All of the lines below are to be transcribed faithfully, with pictures excluded from the copy.

## START Records for this task

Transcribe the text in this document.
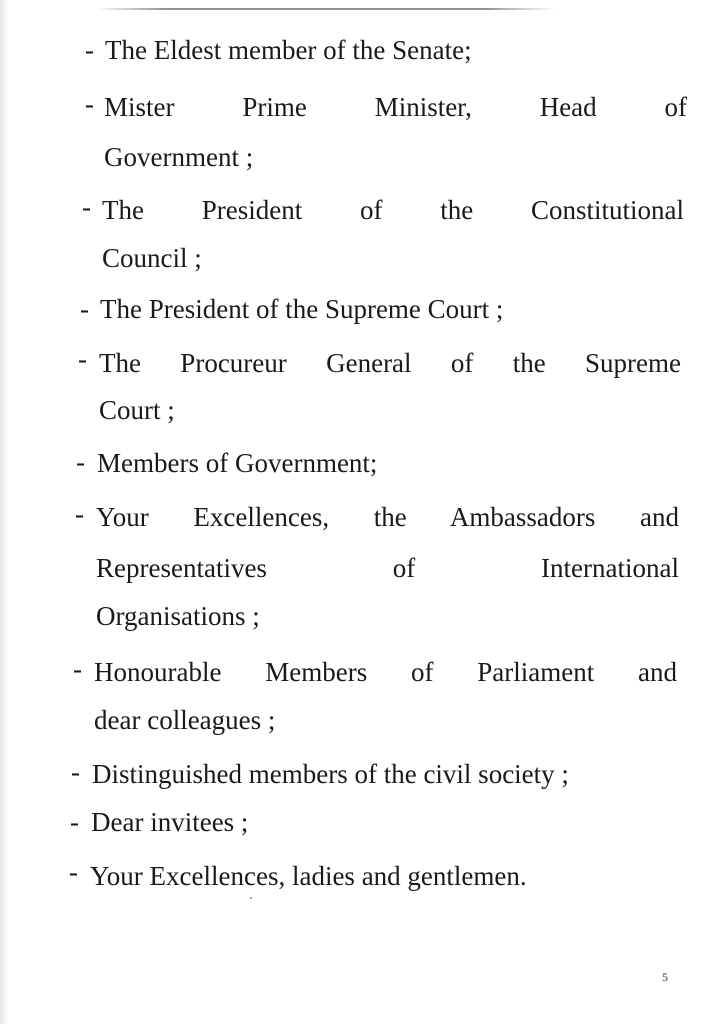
- The Eldest member of the Senate;
- Mister Prime Minister, Head of
Government ;
- The President of the Constitutional
Council ;
- The President of the Supreme Court ;
- The Procureur General of the Supreme
Court ;
- Members of Government;
- Your Excellences, the Ambassadors and
Representatives of International
Organisations ;
- Honourable Members of Parliament and
dear colleagues ;
- Distinguished members of the civil society ;
- Dear invitees ;
- Your Excellences, ladies and gentlemen.
5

## END Records for this task

#### [Exercise response]
Transcribe the text in this document.
- The Eldest member of the Senate;
- Mister Prime Minister, Head of
Government ;
- The President of the Constitutional
Council ;
- The President of the Supreme Court ;
- The Procureur General of the Supreme
Court ;
- Members of Government;
- Your Excellences, the Ambassadors and
Representatives of International
Organisations ;
- Honourable Members of Parliament and
dear colleagues ;
- Distinguished members of the civil society ;
- Dear invitees ;
- Your Excellences, ladies and gentlemen.
5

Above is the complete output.